> GIVEN TEXT
* * *

How on earth to discuss new artists in your country if you haven’t even
told the story of the old ones? Thanks to Eugene Marlow: it was an
American, not a foreigner, who first said during this conference that the
history of jazz in any given culture is inherently linked to the social
and political history. America experienced a two-year recording ban, part
of a union struggle against greedy record labels. In my country, there
were two “recording bans” against jazz, each nearly 10 years long
(1928-1937 and 1946-1956). These had nothing to do with musicians unions,
but rather our government’s resenting jazz as “enemy music” during one
decade and supporting it as “progressive proletarian culture” during the
other.
The question for Russian jazz has always been not just “to be or not to
be,” but first how to survive in a society that resents the music you
like, and then, after the end of communist rule, how to survive in a
society that has less and less tolerance for art forms that require any
mental effort from the listener. A wildly growing capitalist economy
proved even more efficient at eliminating bold creativity than had the
stagnant communist ideology.

* * *

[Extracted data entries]

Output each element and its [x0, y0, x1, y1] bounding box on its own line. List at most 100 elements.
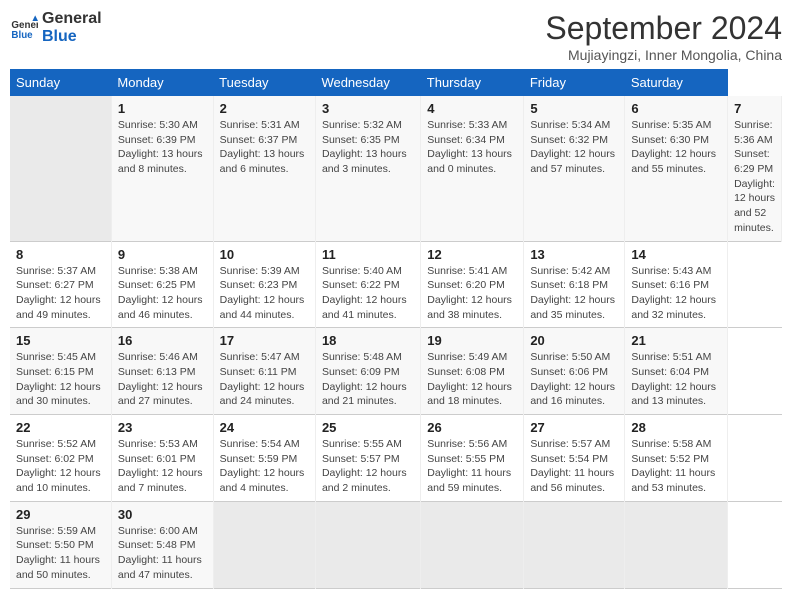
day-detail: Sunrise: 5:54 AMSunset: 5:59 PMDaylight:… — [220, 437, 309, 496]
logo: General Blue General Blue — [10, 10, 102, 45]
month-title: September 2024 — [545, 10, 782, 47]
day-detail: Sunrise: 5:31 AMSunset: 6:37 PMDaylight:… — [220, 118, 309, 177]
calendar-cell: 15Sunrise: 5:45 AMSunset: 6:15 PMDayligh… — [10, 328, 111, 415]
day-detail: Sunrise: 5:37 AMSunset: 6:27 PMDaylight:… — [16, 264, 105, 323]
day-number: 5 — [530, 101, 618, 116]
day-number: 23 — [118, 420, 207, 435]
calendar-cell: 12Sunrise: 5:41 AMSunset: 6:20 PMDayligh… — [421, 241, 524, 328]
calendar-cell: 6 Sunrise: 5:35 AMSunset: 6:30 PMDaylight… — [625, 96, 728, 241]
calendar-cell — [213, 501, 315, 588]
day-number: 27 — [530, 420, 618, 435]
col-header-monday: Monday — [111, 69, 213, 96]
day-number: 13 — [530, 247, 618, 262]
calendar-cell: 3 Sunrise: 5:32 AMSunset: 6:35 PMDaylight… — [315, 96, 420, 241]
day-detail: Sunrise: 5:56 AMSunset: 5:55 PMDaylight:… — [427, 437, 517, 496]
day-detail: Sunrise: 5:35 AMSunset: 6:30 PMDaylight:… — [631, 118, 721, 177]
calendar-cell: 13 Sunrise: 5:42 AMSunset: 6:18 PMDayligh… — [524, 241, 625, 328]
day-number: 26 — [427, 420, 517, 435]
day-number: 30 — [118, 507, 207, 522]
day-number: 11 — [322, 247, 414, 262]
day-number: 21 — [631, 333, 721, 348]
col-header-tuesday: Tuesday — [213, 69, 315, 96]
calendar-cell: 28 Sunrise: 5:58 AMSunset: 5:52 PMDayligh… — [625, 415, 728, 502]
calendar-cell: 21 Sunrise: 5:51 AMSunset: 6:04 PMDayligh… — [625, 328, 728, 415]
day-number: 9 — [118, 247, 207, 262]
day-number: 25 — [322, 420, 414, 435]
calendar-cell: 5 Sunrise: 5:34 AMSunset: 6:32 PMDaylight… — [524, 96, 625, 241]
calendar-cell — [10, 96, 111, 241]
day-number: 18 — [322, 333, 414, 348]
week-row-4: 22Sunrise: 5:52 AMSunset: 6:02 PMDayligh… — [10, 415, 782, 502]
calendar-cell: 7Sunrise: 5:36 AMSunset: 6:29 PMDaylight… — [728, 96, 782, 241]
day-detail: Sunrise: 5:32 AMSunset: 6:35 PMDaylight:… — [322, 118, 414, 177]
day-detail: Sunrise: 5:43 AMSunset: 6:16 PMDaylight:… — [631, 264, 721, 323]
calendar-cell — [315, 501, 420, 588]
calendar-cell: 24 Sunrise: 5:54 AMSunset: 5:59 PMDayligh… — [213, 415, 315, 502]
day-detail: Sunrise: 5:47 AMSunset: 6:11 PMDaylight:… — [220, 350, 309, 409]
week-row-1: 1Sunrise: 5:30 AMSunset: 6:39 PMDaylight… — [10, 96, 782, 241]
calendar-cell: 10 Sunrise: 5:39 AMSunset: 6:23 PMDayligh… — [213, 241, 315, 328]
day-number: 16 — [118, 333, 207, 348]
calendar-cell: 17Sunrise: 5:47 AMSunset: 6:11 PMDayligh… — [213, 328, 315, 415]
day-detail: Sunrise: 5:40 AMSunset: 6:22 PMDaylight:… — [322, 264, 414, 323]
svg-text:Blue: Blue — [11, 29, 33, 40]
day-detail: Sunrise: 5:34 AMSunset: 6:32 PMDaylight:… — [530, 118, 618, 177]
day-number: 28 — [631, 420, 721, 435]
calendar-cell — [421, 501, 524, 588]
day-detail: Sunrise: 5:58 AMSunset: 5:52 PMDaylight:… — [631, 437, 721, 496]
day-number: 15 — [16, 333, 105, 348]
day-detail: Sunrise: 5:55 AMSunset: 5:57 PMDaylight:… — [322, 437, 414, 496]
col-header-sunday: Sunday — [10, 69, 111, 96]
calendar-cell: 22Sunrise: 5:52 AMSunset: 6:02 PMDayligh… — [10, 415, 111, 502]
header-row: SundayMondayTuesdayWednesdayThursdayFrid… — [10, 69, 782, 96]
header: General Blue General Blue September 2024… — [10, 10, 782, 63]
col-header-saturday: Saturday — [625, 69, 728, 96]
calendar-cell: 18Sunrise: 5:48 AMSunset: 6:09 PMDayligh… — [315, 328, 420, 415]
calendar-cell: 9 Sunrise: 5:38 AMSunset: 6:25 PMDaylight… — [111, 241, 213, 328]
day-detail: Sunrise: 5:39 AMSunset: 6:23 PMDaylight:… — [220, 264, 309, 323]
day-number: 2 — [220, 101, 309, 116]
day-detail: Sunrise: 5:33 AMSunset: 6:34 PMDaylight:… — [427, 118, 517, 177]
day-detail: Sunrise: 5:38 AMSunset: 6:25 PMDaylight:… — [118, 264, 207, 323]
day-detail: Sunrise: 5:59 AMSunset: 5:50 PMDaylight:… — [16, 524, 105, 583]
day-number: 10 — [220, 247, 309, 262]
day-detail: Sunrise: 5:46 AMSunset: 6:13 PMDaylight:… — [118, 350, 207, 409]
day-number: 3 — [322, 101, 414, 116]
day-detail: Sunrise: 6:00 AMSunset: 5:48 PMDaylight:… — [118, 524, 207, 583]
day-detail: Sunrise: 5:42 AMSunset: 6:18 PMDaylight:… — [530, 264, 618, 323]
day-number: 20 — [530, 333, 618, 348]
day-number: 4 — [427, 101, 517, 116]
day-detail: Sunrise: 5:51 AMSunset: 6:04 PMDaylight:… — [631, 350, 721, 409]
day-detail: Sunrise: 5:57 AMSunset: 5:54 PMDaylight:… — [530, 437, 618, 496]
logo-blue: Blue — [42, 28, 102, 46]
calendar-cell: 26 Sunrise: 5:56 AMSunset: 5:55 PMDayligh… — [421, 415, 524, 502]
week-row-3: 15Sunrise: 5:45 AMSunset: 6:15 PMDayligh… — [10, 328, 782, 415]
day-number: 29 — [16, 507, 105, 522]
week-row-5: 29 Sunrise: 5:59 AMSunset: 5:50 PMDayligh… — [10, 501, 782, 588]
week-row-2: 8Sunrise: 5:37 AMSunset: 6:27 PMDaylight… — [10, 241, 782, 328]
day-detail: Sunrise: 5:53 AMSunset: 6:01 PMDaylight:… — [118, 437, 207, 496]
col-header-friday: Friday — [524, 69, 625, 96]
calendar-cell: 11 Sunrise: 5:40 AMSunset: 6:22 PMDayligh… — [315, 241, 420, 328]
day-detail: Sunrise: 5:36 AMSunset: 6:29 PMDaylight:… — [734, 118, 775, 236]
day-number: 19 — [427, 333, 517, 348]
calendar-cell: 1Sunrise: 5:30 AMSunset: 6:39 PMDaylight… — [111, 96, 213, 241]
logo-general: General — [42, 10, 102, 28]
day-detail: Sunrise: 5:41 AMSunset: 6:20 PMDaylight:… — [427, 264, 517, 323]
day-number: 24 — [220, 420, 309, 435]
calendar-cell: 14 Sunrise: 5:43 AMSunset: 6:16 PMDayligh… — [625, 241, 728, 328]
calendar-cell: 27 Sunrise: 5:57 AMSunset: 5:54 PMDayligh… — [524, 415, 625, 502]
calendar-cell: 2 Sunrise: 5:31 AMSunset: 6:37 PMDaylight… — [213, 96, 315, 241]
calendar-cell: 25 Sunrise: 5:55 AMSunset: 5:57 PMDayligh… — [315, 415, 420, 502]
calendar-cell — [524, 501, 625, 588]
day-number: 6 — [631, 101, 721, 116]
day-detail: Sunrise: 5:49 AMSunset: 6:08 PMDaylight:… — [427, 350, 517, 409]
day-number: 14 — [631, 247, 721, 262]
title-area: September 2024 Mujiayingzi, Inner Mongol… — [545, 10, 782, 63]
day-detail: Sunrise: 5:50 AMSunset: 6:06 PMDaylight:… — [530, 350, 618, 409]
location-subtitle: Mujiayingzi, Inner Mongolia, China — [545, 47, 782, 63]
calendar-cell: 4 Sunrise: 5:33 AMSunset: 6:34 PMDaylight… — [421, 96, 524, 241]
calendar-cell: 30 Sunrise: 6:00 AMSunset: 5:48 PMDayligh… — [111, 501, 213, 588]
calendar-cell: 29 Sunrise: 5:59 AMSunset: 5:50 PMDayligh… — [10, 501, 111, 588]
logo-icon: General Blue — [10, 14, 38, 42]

* * *

> DIRECTIONS
**A)** Retype the passage on Russian jazz from "The question for" up to and including "stagnant communist ideology.".
**B)** In the passage on Russian jazz, what were the years of the two "recording bans" against jazz in the author's country?
**C)** Proceed with the passage on Russian jazz, picking up after its final sentence.

> RESULTS IN ORDER
**A)**
The question for Russian jazz has always been not just “to be or not to
be,” but first how to survive in a society that resents the music you
like, and then, after the end of communist rule, how to survive in a
society that has less and less tolerance for art forms that require any
mental effort from the listener. A wildly growing capitalist economy
proved even more efficient at eliminating bold creativity than had the
stagnant communist ideology.

**B)** 1928–1937 and 1946–1956.

**C)**
Every succeeding generation of musicians felt itself a totally new and
unprecedented one. Every new generation had to decide whether or not to
imitate American jazz or create Russian jazz. And for each new generation,
this question has been left undecided. For some reason, few discovered
that they could, in fact, do both.
The generation currently onstage is facing almost the same problems as the
first two generations of jazz in Russia, those of the 1920s and 1930s,
except that playing jazz is no more regarded as ideological treason, and
you cannot be imprisoned simply for your interest in music that is
originally American.
Back in the mid-1980s, the great follower of American jazz in Russia,
saxophonist Igor Butman, had to marry an American woman in order to
emigrate to the U.S. to study at Berklee. By that time, emigration was
still a one-way ticket: if you were leaving the country, you were a
traitor who gave up his identity. Now, if you go to the U.S. to play or
study jazz, you are just another of several thousand Russian students who
study something in America every year. The question is, are you going to
return after a while, to bring what you’ve been taught to local soil, or
will you stay in the U.S. to become just another immigrant musician
struggling for survival in New York?
There is nothing new in this situation. For me as a jazz journalist, new
aesthetics in jazz doesn’t only mean the importation of new ideas. Russia
has a great tradition of music, not to mention music education. Why not
export our own traditions? Why not blend the jazz we love with the
traditions we possess?
I have to admit that, in the everyday struggle, with little or no support
from either government or private funds, Russian musicians who try to find
their own voice within the jazz idiom are a rare breed. But they do exist.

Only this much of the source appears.